Kutipan Dokumen:
'''

Setelah saya membaca-baca lagi review provider tersebut di dunia maya akhirnya saya mendapat gambaran bahwa provider tersebut memang tidak direkomendasikan.
Malah ada yang jelas-jelas menyebutnya penipu atau scammer.
Keluhan-keluhan itu ternyata ada tetapi sayanya saja yang saat itu malas mencarinya.
Maka saya pun menerima akibat yang mestinya bisa saya hindari.
Ada banyak provider penjual domain yang punya citra bagus, maka mengapa saya malah mampir ke provider yang buruk, tentu suatu yang patut saya pertanyakan kepada diri saya sendiri.
C. Wajib punya akses ke kode EPP (Extensible Provisioning Protocol)
Ini adalah kode rahasia yang dibutuhkan oleh pemilik domain yang ingin mentransfer atau memindahkan domainnya ke provider lain.
Tanyakan pada provider Anda bagaimana cara memperoleh kode ini.
Seseorang tidak bisa disebut sebagai pemilik suatu domain jika dia tidak bisa mengakses kode ini.
Perlu diketahui ada juga masa atau periode minimal untuk memperoleh kode EPP ini, bisa beberapa bulan bisa 1 tahun, yang penting alasannya logis. Misalnya jika Anda mendapat harga promo dengan syarat selama 1 tahun tidak boleh pindah provider (sehingga Anda tidak diberi kode EPP kecuali setelah 1 tahun berakhir).
D. Wajib punya akses ke Whois domain serta memastikan mengisi dengan data yang benar
Intinya pembeli harus bisa mengisi data Whois domainnya.
Domain untuk pribadi isi dengan nama pribadi, domain untuk perusahaan atau sekolah diisi sesuai ketentuan.
Berdasarkan ketentuan yang diterima secara global, pemilik domain adalah yang namanya tertulis di Whois domain tersebut.
Jika seseorang punya domain dan menggunakannya buat blognya, tak peduli berapa lama dia merasa telah memilikinya jika yang tertulis di Whois adalah nama orang lain maka sejatinya domain itu bukan miliknya, melainkan milik orang yang namanya tertulis di Whois.
Jika terjadi sengketa, kemungkinan dia tidak bisa memperoleh domain tersebut. Kecuali jika menyangkut hak cipta yang bisa dia buktikan.
E. Pastikan harganya wajar atau jika terlalu murah pastikan ada promo yang menyertai
Misalnya harga sebuah domain .com dijual seharga 1 dolar saja (itu terlalu murah) karena promo di awal pembelian, perhatikan apakah setelah promonya habis harganya kembali normal.
Beberapa provider menyediakan promo domain gratis bagi penyewa layanan web hosting mereka di paket tertentu.

'''

Bahan:
'''

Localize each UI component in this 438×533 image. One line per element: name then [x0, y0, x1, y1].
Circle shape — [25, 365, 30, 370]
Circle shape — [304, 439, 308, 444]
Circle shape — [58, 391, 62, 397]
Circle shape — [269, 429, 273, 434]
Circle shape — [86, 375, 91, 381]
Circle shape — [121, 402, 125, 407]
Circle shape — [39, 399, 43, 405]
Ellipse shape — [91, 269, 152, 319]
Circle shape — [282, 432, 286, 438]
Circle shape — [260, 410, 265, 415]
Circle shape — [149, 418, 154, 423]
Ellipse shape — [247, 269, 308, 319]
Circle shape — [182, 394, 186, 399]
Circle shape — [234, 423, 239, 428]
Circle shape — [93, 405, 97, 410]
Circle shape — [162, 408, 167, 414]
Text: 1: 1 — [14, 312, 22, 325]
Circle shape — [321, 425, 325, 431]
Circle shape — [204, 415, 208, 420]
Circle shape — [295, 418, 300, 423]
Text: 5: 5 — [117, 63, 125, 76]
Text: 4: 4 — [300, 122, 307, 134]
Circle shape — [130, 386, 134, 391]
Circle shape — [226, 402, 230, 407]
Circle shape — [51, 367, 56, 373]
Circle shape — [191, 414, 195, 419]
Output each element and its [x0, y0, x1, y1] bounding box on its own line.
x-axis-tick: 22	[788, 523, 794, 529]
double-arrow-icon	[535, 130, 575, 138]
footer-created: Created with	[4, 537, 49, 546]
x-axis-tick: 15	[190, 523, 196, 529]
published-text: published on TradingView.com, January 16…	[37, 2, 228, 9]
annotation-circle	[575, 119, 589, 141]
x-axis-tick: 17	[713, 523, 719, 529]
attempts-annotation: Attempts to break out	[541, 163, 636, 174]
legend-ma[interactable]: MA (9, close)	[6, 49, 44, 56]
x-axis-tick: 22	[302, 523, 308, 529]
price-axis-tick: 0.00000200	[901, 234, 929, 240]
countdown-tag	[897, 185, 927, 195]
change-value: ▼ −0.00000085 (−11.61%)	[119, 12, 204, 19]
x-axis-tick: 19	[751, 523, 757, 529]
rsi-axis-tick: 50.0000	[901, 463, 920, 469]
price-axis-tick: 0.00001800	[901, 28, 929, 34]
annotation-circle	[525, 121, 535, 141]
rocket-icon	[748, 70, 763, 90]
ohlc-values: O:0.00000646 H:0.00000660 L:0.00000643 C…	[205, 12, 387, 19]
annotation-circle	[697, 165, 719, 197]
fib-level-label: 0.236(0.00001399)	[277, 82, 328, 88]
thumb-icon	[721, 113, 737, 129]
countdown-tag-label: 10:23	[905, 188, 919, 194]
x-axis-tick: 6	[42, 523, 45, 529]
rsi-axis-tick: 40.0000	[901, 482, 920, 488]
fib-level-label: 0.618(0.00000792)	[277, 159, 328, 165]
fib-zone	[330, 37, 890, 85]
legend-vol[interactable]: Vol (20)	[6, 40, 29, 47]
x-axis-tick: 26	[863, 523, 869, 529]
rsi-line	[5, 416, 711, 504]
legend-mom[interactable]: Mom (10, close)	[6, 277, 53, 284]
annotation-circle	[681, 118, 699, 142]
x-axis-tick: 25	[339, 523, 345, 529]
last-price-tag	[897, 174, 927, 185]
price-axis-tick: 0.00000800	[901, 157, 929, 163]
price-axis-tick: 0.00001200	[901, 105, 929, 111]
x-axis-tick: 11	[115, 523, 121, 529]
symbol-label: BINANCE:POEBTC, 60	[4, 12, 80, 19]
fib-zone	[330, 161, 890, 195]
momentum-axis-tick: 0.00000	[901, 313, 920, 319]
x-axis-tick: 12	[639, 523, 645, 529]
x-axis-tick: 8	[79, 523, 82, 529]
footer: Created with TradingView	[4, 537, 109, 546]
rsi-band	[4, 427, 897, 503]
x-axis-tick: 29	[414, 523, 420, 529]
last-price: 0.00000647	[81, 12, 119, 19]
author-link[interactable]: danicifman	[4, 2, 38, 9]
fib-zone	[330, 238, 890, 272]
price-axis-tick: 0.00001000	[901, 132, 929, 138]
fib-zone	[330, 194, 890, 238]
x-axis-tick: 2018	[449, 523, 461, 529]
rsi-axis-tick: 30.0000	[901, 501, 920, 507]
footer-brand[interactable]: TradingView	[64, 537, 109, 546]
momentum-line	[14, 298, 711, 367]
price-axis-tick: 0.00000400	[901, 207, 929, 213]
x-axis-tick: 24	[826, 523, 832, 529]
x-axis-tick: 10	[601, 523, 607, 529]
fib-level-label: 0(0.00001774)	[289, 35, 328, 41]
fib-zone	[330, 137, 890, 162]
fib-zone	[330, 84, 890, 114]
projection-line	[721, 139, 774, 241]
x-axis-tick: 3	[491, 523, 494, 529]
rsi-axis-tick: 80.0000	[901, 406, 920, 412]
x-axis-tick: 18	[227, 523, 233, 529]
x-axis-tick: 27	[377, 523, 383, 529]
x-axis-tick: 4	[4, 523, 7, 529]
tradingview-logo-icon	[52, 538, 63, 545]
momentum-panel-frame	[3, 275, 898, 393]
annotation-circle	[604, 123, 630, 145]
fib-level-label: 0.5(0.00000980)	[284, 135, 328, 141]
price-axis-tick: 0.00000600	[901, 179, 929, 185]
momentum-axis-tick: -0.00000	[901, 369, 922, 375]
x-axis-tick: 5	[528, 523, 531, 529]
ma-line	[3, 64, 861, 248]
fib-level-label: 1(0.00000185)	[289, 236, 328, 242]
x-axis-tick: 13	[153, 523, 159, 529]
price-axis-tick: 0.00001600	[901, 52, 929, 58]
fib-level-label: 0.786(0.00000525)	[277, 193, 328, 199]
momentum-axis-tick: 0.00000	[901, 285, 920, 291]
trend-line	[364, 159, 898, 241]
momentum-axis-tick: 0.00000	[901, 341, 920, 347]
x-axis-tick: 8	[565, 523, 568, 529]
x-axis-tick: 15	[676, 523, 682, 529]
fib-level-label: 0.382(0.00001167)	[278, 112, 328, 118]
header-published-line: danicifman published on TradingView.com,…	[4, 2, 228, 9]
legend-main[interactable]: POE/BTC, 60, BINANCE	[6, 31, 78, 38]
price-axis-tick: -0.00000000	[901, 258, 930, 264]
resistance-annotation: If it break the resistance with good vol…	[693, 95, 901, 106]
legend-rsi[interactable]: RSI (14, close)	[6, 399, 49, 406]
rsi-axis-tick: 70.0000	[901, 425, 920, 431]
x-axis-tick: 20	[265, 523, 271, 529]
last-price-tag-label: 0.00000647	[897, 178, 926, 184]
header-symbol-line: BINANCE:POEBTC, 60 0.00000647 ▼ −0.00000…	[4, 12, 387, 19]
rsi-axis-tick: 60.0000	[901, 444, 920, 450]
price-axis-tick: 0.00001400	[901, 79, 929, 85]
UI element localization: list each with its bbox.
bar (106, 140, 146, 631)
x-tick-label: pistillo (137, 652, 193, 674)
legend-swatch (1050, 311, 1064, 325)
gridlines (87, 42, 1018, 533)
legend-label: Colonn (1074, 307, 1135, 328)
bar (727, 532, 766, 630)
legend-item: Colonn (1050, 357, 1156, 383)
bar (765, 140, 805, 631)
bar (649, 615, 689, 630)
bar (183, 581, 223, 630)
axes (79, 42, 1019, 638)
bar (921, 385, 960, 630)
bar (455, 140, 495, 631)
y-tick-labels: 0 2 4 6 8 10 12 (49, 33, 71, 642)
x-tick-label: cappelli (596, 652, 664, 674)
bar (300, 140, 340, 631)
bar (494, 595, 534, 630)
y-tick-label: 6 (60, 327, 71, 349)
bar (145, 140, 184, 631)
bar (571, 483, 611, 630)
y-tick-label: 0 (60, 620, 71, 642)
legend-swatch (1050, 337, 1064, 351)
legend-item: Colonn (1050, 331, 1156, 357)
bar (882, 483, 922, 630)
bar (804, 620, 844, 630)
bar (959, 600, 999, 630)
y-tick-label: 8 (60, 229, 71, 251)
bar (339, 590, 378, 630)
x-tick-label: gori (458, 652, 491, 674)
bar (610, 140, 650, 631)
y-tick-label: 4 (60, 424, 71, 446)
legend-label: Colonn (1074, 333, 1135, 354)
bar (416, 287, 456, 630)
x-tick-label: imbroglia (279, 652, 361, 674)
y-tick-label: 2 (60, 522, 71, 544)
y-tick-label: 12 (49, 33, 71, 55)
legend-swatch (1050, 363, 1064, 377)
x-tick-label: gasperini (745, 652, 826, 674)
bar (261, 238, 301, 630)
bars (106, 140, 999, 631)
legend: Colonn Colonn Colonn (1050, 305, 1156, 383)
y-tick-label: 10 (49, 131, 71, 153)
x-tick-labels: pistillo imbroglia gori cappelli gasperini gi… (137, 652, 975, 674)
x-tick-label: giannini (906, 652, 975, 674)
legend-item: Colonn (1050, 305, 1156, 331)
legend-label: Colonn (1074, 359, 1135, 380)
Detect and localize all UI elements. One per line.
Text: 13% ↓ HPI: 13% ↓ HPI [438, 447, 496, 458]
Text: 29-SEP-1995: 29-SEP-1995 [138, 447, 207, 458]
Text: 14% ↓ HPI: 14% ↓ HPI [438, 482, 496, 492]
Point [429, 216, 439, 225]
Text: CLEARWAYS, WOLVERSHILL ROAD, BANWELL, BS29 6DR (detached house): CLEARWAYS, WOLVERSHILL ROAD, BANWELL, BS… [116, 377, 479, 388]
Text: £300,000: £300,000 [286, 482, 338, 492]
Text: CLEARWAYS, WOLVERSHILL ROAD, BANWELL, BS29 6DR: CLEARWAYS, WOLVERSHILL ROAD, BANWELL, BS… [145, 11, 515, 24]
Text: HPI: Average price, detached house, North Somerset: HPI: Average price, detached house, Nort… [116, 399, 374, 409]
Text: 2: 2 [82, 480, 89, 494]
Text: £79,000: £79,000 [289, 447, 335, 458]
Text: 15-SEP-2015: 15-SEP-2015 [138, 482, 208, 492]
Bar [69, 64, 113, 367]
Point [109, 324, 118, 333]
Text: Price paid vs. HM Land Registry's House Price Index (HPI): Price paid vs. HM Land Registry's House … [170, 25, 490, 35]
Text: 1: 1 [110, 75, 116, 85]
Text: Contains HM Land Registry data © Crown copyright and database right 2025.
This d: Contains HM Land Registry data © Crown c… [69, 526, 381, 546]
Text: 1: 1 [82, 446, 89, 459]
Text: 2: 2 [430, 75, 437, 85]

'''

Kegiatan: Tentukan apakah setiap pernyataan berikut sesuai dengan kutipan dokumen di atas. Jawab ya atau tidak, lalu kutip kata-kata penentunya dari kutipan dokumen itu. 1. Kode EPP dibutuhkan pemilik domain untuk memindahkan domainnya ke provider lain. 2. Pemilik domain adalah orang yang membayar domain tersebut. 3. Semua provider memberi domain gratis kepada setiap penyewa layanan web hosting mereka.

Hasil Tugas:
1. Ya: "Ini adalah kode rahasia yang dibutuhkan oleh pemilik domain yang ingin mentransfer atau memindahkan domainnya ke provider lain."
2. Tidak: "pemilik domain adalah yang namanya tertulis di Whois domain tersebut."
3. Tidak: "Beberapa provider menyediakan promo domain gratis bagi penyewa layanan web hosting mereka di paket tertentu."